• _Written request_: List all lines of the data containing the word "description".

• _Source data_:
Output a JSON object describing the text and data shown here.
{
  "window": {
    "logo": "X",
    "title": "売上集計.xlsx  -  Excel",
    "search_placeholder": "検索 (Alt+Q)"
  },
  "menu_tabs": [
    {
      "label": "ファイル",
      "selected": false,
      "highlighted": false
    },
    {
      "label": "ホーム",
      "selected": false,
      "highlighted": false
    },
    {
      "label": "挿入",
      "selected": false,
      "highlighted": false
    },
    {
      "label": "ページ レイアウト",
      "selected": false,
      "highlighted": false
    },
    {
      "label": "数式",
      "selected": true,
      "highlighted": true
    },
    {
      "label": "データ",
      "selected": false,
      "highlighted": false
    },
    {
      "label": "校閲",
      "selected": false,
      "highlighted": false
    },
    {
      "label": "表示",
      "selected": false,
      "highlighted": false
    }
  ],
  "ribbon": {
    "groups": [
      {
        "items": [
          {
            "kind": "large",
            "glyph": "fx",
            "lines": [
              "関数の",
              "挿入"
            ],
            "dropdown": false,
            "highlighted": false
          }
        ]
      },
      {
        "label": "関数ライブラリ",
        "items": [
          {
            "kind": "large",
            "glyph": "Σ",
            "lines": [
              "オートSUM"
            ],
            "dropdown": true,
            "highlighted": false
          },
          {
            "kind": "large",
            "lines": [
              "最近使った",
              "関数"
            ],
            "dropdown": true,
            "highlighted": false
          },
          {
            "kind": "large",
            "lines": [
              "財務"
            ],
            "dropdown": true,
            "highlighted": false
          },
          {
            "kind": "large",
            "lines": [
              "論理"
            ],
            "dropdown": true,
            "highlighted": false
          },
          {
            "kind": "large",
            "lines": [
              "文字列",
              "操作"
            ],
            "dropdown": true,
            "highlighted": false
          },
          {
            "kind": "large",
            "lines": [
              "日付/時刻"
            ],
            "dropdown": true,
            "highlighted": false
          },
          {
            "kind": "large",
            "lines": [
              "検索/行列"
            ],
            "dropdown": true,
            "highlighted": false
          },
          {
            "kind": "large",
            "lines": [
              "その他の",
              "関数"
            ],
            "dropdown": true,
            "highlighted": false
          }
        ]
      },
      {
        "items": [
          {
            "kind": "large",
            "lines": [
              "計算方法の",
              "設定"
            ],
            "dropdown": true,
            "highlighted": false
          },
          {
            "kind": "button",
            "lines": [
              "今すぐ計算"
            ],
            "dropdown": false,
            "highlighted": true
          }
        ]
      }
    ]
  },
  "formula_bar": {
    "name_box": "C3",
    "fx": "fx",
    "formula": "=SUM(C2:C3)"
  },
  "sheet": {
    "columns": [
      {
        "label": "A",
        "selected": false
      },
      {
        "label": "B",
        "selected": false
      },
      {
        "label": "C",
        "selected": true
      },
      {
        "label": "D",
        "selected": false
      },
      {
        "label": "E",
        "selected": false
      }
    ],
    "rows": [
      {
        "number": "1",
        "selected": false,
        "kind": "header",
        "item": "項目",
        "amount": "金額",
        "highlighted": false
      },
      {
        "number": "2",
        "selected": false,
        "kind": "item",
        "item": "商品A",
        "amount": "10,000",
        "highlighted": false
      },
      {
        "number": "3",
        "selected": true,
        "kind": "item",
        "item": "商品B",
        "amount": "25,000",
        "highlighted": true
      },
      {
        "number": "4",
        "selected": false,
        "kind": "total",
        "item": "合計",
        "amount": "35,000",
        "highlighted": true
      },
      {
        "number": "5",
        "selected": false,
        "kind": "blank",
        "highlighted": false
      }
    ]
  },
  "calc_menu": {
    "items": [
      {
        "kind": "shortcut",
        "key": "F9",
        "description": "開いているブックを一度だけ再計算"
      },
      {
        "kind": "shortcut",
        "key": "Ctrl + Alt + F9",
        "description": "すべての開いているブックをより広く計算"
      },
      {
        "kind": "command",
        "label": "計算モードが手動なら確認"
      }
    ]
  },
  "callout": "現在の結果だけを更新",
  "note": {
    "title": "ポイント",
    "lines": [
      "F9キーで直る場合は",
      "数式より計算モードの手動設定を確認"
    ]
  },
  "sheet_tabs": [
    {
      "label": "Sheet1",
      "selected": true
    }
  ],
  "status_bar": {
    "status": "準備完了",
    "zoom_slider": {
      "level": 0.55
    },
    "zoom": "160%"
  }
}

• _Task answer_:
        "description": "開いているブックを一度だけ再計算"
        "description": "すべての開いているブックをより広く計算"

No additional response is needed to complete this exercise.